╭─ Supplied material
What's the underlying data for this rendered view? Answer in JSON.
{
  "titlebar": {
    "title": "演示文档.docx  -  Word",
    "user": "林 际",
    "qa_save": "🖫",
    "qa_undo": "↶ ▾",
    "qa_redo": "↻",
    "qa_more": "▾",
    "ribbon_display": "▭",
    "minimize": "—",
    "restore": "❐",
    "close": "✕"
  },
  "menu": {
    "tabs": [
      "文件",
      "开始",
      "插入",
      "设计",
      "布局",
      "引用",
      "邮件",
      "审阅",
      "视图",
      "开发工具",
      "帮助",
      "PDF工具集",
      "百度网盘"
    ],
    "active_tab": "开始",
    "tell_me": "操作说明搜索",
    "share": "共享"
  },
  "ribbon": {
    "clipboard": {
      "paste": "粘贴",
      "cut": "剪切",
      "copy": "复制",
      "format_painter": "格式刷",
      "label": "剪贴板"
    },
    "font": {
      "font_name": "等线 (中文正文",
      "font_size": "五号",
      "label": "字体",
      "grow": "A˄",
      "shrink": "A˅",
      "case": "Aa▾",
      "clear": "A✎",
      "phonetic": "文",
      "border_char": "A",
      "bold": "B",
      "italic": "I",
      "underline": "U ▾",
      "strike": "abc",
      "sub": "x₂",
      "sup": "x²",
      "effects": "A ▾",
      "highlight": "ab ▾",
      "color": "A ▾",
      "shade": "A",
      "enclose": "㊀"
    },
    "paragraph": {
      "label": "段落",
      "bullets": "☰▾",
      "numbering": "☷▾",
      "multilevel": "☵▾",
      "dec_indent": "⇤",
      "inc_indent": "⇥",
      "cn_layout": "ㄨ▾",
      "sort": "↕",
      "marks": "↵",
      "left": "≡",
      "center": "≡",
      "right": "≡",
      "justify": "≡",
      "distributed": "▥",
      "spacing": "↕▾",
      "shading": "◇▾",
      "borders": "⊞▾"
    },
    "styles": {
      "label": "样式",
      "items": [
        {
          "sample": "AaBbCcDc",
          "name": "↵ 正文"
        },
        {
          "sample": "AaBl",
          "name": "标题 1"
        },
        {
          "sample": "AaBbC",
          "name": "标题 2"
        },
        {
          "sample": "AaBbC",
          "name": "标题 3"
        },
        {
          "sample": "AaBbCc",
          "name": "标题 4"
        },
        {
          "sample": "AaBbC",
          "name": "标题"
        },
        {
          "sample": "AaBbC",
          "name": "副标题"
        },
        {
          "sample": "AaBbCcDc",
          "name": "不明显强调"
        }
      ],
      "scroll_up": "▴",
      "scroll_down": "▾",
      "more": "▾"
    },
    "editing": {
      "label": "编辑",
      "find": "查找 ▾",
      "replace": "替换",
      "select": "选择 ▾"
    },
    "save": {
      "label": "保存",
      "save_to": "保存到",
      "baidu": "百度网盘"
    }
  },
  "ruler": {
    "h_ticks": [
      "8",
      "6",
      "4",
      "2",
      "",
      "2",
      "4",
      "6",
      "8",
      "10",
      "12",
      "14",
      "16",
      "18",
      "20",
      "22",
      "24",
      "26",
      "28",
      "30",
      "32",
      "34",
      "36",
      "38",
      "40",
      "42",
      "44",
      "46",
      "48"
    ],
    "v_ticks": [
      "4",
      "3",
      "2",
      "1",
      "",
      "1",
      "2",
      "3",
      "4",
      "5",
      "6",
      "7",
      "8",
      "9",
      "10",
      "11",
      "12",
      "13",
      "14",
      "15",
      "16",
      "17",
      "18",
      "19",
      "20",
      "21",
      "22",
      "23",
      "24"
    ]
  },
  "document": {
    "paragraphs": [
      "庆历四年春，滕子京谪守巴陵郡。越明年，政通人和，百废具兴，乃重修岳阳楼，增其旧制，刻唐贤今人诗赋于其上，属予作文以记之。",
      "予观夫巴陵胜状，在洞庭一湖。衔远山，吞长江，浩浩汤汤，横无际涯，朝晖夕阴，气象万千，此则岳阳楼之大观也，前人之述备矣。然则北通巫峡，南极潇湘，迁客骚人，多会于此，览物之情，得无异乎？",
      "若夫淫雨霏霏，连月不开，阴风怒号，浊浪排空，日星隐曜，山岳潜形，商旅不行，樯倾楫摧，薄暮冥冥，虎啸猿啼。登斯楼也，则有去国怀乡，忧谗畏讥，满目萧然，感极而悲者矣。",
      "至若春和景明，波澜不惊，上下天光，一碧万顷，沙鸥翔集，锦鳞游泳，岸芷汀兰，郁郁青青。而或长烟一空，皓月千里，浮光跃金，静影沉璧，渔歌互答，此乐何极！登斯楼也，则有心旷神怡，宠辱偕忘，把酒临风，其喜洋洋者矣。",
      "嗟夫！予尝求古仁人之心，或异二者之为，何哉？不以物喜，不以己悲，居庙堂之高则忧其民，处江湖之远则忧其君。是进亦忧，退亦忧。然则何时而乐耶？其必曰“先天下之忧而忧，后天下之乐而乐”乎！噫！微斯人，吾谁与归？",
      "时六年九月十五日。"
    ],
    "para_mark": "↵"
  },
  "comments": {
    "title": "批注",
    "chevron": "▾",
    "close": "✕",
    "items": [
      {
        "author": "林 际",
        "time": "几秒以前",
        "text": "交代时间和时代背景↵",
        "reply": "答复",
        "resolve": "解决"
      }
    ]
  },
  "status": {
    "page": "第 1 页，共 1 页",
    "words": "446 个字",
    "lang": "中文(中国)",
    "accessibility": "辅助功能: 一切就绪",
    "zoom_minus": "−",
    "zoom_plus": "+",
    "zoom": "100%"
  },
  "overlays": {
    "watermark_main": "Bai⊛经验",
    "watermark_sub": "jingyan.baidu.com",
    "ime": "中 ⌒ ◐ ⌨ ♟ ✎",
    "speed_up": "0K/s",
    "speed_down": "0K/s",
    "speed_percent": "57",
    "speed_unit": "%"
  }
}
╰─
--- Stated task ---
Identify the lines in the entries that hold "登斯楼也" and return each one.

--- Correct output ---
      "若夫淫雨霏霏，连月不开，阴风怒号，浊浪排空，日星隐曜，山岳潜形，商旅不行，樯倾楫摧，薄暮冥冥，虎啸猿啼。登斯楼也，则有去国怀乡，忧谗畏讥，满目萧然，感极而悲者矣。",
      "至若春和景明，波澜不惊，上下天光，一碧万顷，沙鸥翔集，锦鳞游泳，岸芷汀兰，郁郁青青。而或长烟一空，皓月千里，浮光跃金，静影沉璧，渔歌互答，此乐何极！登斯楼也，则有心旷神怡，宠辱偕忘，把酒临风，其喜洋洋者矣。",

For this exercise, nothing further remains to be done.